- Job: Copy all lines holding the word "messages" from the entries.

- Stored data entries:
-=-=-=-=-

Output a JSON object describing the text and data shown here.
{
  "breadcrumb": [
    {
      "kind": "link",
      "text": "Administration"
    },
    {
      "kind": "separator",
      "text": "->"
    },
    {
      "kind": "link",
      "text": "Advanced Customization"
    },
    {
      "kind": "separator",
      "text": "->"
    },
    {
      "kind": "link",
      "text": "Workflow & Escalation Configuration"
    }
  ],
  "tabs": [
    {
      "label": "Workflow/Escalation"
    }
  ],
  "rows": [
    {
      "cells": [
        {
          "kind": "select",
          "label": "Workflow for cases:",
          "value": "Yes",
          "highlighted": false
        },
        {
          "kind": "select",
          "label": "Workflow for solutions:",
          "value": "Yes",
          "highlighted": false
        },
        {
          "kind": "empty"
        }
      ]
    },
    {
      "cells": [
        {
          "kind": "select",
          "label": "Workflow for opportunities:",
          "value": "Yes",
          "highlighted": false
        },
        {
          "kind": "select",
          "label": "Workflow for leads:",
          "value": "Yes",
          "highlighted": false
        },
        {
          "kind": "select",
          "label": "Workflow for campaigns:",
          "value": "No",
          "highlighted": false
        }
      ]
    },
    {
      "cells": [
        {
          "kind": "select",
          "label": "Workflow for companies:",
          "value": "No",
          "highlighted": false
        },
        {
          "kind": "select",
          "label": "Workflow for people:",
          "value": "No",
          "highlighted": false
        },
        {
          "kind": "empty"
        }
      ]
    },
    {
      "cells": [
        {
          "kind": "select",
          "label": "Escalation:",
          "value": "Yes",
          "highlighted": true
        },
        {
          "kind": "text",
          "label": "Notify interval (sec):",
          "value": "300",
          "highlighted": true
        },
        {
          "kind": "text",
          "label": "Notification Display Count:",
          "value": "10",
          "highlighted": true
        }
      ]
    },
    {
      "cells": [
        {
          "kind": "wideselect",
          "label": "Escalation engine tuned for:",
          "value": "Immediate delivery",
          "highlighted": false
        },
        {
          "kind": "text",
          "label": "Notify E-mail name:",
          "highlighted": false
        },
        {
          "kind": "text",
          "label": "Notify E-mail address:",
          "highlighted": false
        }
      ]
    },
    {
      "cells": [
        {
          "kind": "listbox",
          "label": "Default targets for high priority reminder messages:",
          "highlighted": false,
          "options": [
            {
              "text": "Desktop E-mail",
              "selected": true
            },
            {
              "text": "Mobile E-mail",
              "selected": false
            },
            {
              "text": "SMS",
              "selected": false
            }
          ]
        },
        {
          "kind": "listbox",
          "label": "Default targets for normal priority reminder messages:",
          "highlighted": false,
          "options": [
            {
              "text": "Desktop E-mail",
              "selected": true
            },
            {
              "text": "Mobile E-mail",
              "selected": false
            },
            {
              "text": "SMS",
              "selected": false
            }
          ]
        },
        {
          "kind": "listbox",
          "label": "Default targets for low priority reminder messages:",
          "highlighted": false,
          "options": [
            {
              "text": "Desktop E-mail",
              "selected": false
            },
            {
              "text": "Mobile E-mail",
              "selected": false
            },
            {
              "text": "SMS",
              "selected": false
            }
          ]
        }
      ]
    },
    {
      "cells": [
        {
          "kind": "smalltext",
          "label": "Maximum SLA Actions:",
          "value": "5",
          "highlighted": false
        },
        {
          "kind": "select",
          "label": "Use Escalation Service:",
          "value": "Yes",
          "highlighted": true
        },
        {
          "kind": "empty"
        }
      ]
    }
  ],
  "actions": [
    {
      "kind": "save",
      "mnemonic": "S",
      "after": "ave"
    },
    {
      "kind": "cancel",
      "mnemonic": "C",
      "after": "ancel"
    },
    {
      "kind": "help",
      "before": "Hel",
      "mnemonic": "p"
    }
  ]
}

-=-=-=-=-

- Response below:
          "label": "Default targets for high priority reminder messages:",
          "label": "Default targets for normal priority reminder messages:",
          "label": "Default targets for low priority reminder messages:",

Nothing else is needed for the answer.